◆ **What you should do**:
Find and copy every line in the records that includes the string "upon".

◆ **Records supplied**:
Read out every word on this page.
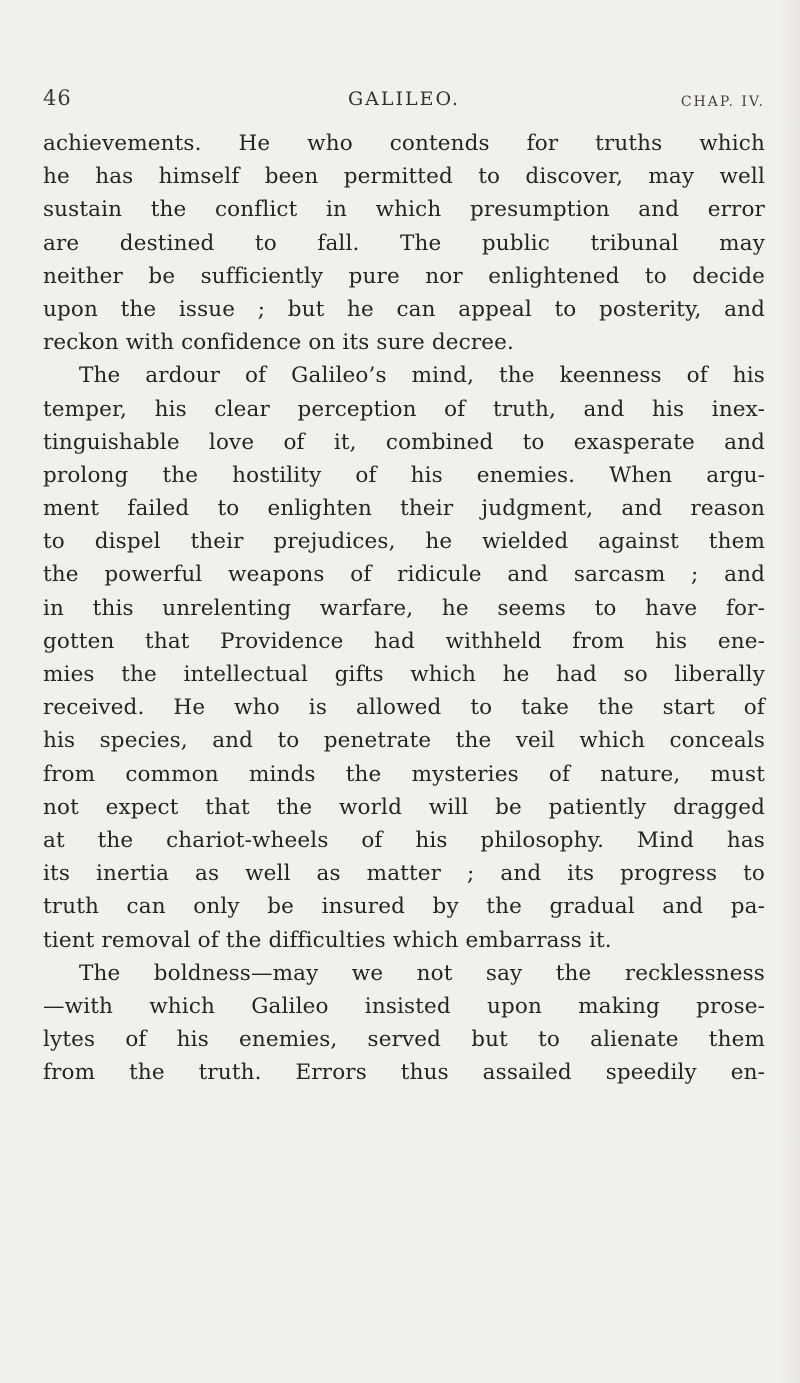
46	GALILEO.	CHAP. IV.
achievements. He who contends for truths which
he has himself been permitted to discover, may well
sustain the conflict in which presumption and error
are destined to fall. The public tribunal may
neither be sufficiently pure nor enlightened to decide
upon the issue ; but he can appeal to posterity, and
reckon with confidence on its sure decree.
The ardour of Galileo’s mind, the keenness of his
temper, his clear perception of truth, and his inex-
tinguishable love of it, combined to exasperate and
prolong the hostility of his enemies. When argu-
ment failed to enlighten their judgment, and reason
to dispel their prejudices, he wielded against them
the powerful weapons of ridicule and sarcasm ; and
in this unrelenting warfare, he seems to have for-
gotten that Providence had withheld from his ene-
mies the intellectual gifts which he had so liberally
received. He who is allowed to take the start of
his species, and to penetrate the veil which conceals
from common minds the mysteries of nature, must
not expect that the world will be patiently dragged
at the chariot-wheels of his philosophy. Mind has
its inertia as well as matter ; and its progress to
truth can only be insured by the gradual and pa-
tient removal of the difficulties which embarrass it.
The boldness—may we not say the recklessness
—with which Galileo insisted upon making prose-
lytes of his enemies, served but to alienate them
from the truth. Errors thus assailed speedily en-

◆ **Response for this exercise**:
upon the issue ; but he can appeal to posterity, and
—with which Galileo insisted upon making prose-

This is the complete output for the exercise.